> **AIM**: Copy all lines holding the word "allele" from the entries.

════════

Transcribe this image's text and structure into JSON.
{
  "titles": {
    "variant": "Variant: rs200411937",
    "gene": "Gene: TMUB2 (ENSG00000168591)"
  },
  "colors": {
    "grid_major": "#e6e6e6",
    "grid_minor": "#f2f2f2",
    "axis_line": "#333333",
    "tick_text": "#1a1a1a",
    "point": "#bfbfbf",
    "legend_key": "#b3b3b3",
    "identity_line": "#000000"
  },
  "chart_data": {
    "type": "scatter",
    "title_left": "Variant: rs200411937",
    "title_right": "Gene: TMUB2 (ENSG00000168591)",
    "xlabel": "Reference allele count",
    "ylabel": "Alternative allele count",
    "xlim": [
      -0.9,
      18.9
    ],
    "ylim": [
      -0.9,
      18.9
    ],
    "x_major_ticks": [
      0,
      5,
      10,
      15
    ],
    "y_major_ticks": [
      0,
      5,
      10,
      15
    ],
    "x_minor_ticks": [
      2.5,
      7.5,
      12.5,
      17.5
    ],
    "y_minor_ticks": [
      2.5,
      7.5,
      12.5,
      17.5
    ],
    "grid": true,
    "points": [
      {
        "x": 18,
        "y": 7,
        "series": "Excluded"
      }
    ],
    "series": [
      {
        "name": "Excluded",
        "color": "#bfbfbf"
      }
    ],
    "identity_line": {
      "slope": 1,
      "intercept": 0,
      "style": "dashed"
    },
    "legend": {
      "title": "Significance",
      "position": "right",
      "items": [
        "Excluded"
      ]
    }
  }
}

════════

> **RESULT BELOW**:
    "xlabel": "Reference allele count",
    "ylabel": "Alternative allele count",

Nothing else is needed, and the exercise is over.